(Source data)
···
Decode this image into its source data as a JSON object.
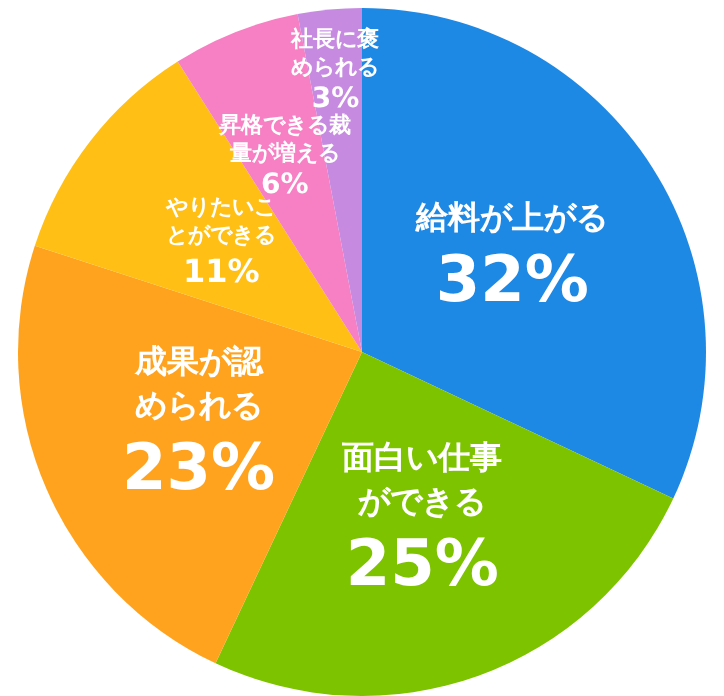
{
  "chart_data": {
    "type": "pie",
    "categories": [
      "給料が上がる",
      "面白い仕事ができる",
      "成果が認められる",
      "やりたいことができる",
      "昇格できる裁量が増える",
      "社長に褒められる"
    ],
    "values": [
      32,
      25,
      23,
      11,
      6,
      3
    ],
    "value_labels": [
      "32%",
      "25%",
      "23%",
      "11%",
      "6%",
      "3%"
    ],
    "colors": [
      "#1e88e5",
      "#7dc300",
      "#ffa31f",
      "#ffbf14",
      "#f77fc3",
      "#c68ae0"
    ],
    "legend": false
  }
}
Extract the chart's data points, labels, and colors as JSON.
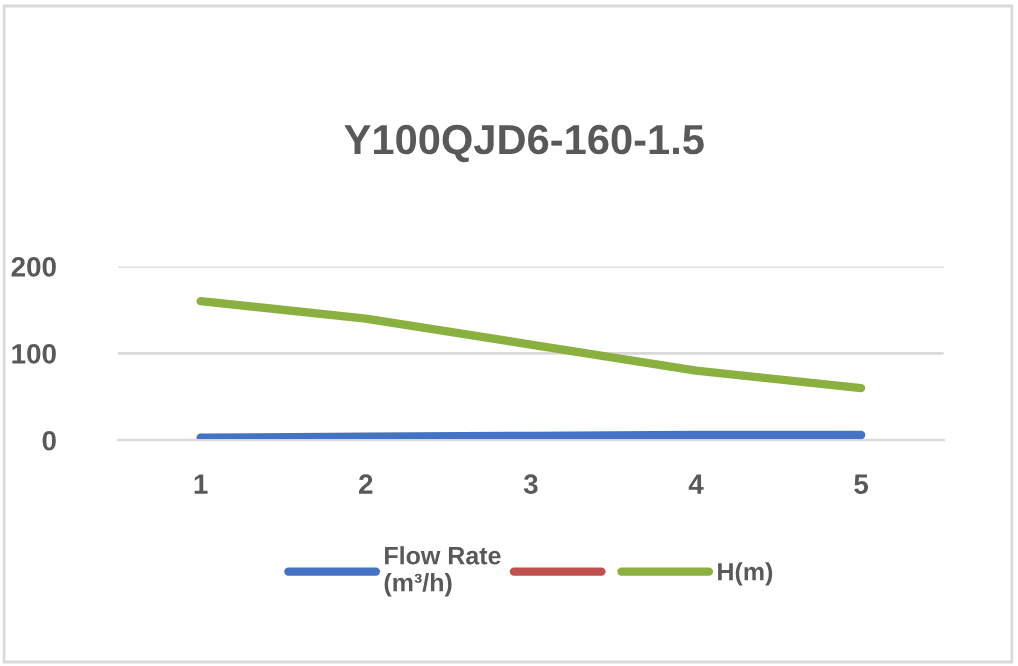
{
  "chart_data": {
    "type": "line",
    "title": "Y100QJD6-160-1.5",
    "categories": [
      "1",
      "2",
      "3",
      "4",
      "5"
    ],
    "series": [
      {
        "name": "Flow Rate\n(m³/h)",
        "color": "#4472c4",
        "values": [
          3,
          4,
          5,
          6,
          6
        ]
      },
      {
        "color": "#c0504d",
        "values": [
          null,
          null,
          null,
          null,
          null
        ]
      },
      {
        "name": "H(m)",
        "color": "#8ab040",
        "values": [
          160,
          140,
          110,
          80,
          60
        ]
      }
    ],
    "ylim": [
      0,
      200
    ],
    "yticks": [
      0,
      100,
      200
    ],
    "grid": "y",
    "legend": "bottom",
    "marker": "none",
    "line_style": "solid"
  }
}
···
BRIEF: Show the lines where the word "colors" appears in the entries.

CORRECT OUTPUT:
    "colors": [
Extract the chart's data points, labels, and colors as JSON.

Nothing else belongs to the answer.